Dataset items
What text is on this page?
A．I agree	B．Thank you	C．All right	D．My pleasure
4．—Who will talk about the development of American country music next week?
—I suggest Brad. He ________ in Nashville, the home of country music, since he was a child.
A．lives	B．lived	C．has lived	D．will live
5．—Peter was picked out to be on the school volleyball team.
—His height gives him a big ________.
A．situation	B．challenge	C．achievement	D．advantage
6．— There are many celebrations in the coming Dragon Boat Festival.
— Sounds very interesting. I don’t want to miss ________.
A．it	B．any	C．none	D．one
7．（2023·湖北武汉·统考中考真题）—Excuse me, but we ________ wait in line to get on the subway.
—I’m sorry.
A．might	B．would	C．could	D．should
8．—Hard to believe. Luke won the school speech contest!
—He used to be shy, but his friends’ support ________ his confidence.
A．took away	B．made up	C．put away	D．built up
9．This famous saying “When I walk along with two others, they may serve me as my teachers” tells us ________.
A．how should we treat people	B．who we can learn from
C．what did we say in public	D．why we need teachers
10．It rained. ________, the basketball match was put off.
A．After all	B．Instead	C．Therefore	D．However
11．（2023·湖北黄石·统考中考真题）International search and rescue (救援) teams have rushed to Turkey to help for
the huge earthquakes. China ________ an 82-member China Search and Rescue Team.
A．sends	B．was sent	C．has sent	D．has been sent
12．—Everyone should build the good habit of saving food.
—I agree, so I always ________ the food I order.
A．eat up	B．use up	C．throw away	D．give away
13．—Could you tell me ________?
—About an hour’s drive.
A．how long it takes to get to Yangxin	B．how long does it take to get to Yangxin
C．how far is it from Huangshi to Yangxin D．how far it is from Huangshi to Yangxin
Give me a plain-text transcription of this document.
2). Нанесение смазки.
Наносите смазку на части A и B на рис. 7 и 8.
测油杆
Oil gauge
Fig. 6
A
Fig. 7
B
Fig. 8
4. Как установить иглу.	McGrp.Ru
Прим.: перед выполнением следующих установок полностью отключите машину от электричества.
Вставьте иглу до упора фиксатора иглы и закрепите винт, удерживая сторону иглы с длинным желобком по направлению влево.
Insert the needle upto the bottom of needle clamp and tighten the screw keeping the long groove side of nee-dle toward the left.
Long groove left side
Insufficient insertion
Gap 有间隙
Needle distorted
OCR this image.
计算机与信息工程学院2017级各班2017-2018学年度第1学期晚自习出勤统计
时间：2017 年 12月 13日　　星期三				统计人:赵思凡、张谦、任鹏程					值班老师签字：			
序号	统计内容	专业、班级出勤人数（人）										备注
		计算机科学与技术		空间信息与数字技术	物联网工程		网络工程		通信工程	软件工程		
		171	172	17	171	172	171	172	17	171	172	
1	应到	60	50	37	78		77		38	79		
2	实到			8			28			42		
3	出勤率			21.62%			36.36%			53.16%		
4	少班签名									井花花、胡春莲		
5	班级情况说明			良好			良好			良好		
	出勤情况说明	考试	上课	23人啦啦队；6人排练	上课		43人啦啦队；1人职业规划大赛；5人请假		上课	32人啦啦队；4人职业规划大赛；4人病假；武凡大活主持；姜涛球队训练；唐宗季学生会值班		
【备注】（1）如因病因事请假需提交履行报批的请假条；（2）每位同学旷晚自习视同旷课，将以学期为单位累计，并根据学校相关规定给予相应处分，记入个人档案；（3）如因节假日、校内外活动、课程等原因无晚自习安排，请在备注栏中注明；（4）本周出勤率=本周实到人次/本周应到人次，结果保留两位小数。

**Problem description**: Find every line containing the word "统考中考真题", then give the total and nothing more.

**Exercise answer**: 2